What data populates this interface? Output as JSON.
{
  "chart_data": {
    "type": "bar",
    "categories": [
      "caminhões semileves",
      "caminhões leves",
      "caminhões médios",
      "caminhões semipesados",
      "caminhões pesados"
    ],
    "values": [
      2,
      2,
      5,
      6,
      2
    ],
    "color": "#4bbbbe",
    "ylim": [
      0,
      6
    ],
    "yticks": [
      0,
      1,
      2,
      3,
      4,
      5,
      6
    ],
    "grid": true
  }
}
---*---
> **Written exercise**:
Write out every entry again, keeping each line exactly the same.

> **Answer below**:
What data populates this interface? Output as JSON.
{
  "chart_data": {
    "type": "bar",
    "categories": [
      "caminhões semileves",
      "caminhões leves",
      "caminhões médios",
      "caminhões semipesados",
      "caminhões pesados"
    ],
    "values": [
      2,
      2,
      5,
      6,
      2
    ],
    "color": "#4bbbbe",
    "ylim": [
      0,
      6
    ],
    "yticks": [
      0,
      1,
      2,
      3,
      4,
      5,
      6
    ],
    "grid": true
  }
}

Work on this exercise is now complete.